The task: Reproduce the stress nutrition quiz word for word, everything from "c. the number" down to "A, and zinc.".

12. During severe stress, such as major burns over large areas of the body, protein needs may increase to as high as _____ g/kg body weight.

a. 1.2
b. 1.5
c. 2.0
d. 2.5

C

13. As patients age, their body composition changes, and their fluid needs during recovery

a. increase.
b. decrease.
c. do not change.
d. vary with the type of metabolic stress.

B

14. The amino acid that plays an important role in the gastrointestinal tract during stress is

a. arginine.
b. glutamine.
c. methionine.
d. phenylalanine.

B

15. During stress, giving patients extra insulin does not always decrease their high blood glucose levels because

a. the ratio of glucagon to insulin is increased.
b. the extra insulin stimulates glucose production.
c. the number of insulin receptors on cells decreases.
d. high blood glucose levels help protect the body against infection.

A

16. During stress and recovery, it is especially important that patients achieve adequate intakes of

a. iron, folate, and vitamin B12.
b. vitamin C, vitamin A, and zinc.
c. potassium, thiamine, and niacin.
d. vitamin K, vitamin D, and calcium.

B

17. The best way to determine energy needs of stressed patients is to use

a. indirect calorimetry.

Data shown:
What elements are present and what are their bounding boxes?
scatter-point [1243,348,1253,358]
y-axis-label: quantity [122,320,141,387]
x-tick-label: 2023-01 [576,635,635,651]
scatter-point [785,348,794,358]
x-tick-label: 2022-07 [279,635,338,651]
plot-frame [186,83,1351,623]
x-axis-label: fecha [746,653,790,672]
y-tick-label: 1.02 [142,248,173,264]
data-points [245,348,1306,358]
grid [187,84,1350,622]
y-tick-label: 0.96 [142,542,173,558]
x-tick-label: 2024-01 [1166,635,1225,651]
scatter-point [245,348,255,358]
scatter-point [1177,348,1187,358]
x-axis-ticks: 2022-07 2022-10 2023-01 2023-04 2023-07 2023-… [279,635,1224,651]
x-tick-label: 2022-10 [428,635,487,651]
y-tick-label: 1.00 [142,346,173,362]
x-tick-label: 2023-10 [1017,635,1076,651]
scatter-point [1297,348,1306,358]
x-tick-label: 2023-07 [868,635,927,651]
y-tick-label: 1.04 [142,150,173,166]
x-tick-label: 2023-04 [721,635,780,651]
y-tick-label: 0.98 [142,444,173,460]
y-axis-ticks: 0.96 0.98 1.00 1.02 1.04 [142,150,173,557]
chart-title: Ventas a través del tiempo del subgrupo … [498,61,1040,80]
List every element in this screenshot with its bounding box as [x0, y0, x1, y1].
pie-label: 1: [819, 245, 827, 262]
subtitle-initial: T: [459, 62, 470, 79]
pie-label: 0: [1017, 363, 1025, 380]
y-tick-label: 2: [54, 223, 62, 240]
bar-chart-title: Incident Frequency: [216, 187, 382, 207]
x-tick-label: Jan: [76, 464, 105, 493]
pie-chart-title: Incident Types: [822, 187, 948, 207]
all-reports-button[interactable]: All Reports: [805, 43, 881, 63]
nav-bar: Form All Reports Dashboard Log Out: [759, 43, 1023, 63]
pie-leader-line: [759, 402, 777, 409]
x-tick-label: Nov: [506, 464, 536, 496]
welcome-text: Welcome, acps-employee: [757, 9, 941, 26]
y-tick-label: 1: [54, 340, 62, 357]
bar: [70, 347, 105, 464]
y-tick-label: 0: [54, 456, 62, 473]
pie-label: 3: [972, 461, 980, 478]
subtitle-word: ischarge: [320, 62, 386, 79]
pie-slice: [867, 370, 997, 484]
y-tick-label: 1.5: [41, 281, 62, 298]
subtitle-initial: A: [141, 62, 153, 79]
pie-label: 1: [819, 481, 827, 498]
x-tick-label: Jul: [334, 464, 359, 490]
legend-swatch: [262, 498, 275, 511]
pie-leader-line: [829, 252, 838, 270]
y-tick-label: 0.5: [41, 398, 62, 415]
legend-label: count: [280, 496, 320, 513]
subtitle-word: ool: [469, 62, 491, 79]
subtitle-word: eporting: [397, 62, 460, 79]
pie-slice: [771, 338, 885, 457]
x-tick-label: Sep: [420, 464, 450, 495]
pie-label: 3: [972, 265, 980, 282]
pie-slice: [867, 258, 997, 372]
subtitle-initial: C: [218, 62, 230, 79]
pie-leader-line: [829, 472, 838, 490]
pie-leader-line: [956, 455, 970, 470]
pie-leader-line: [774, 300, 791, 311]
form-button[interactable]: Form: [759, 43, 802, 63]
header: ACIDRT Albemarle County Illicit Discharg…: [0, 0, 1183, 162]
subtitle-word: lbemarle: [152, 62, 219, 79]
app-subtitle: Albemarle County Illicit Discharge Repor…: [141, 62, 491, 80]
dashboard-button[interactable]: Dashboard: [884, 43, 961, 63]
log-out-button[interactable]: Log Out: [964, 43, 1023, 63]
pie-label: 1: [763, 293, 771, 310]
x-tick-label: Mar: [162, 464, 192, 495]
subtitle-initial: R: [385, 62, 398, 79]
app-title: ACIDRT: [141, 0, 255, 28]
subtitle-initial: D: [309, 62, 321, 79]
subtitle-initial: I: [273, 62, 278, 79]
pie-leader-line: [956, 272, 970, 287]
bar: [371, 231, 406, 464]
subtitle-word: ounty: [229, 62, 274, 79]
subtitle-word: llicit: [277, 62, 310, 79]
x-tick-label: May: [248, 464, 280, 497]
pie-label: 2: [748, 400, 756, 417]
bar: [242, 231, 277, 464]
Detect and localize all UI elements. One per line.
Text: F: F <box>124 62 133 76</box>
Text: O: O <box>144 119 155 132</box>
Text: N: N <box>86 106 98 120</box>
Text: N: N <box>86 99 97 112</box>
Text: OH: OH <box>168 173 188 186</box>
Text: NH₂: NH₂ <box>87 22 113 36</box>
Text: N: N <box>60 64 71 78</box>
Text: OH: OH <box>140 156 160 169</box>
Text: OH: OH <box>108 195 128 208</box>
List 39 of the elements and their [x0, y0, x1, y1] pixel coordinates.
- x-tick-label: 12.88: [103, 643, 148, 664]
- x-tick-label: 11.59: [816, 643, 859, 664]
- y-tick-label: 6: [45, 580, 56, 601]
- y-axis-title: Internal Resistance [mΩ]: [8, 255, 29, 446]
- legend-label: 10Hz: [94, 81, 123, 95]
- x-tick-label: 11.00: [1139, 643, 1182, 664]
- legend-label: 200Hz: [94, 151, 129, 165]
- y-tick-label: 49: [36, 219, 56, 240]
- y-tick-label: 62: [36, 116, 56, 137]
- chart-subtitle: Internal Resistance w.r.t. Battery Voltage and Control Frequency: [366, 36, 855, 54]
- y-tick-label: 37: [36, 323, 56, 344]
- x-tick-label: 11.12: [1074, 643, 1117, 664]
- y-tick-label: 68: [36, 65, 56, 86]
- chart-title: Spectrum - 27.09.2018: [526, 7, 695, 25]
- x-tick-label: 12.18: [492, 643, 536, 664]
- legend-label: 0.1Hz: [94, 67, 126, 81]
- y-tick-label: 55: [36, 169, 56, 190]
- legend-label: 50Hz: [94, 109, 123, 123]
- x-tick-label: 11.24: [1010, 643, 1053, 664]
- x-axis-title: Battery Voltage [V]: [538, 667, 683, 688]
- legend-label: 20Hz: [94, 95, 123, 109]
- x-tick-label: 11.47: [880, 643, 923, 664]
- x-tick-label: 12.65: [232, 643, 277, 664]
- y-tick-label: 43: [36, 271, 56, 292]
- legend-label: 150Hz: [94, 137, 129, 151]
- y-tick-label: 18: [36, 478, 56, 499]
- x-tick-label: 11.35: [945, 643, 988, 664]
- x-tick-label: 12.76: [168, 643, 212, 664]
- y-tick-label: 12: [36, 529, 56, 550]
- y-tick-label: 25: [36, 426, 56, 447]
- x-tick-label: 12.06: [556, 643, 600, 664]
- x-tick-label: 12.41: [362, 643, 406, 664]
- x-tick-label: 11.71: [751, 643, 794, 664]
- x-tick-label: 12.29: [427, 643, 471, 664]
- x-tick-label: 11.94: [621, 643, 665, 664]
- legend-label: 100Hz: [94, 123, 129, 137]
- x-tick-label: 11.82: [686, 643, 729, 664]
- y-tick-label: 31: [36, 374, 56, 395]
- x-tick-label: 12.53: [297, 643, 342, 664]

Solution below:
c. the number of insulin receptors on cells decreases.
d. high blood glucose levels help protect the body against infection.

A

16. During stress and recovery, it is especially important that patients achieve adequate intakes of

a. iron, folate, and vitamin B12.
b. vitamin C, vitamin A, and zinc.